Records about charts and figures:

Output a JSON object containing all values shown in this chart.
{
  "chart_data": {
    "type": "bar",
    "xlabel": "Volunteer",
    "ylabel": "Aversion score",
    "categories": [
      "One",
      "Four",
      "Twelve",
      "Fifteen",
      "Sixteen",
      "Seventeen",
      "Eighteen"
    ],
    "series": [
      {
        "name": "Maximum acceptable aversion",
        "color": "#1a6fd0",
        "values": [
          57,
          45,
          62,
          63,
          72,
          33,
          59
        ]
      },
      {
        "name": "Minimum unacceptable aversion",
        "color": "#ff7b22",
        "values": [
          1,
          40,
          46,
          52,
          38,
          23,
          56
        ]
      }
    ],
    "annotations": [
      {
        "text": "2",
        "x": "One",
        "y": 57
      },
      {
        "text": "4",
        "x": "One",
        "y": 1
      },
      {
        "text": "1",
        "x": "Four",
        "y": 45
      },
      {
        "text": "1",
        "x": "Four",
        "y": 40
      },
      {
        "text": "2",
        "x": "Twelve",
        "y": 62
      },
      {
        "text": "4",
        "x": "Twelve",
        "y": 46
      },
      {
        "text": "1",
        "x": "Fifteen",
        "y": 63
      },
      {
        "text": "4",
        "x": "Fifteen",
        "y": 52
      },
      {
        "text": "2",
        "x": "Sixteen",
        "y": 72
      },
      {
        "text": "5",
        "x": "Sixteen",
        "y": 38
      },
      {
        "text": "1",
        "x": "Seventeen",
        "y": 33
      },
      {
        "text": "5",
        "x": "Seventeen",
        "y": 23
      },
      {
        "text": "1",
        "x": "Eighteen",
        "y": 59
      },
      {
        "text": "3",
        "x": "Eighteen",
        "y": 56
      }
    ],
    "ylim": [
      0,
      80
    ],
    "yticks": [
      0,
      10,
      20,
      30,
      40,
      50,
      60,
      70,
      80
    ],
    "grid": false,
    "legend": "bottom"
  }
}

**Challenge:**
Every entry must be output again, exactly as written above.

**Result of this exercise:**
Output a JSON object containing all values shown in this chart.
{
  "chart_data": {
    "type": "bar",
    "xlabel": "Volunteer",
    "ylabel": "Aversion score",
    "categories": [
      "One",
      "Four",
      "Twelve",
      "Fifteen",
      "Sixteen",
      "Seventeen",
      "Eighteen"
    ],
    "series": [
      {
        "name": "Maximum acceptable aversion",
        "color": "#1a6fd0",
        "values": [
          57,
          45,
          62,
          63,
          72,
          33,
          59
        ]
      },
      {
        "name": "Minimum unacceptable aversion",
        "color": "#ff7b22",
        "values": [
          1,
          40,
          46,
          52,
          38,
          23,
          56
        ]
      }
    ],
    "annotations": [
      {
        "text": "2",
        "x": "One",
        "y": 57
      },
      {
        "text": "4",
        "x": "One",
        "y": 1
      },
      {
        "text": "1",
        "x": "Four",
        "y": 45
      },
      {
        "text": "1",
        "x": "Four",
        "y": 40
      },
      {
        "text": "2",
        "x": "Twelve",
        "y": 62
      },
      {
        "text": "4",
        "x": "Twelve",
        "y": 46
      },
      {
        "text": "1",
        "x": "Fifteen",
        "y": 63
      },
      {
        "text": "4",
        "x": "Fifteen",
        "y": 52
      },
      {
        "text": "2",
        "x": "Sixteen",
        "y": 72
      },
      {
        "text": "5",
        "x": "Sixteen",
        "y": 38
      },
      {
        "text": "1",
        "x": "Seventeen",
        "y": 33
      },
      {
        "text": "5",
        "x": "Seventeen",
        "y": 23
      },
      {
        "text": "1",
        "x": "Eighteen",
        "y": 59
      },
      {
        "text": "3",
        "x": "Eighteen",
        "y": 56
      }
    ],
    "ylim": [
      0,
      80
    ],
    "yticks": [
      0,
      10,
      20,
      30,
      40,
      50,
      60,
      70,
      80
    ],
    "grid": false,
    "legend": "bottom"
  }
}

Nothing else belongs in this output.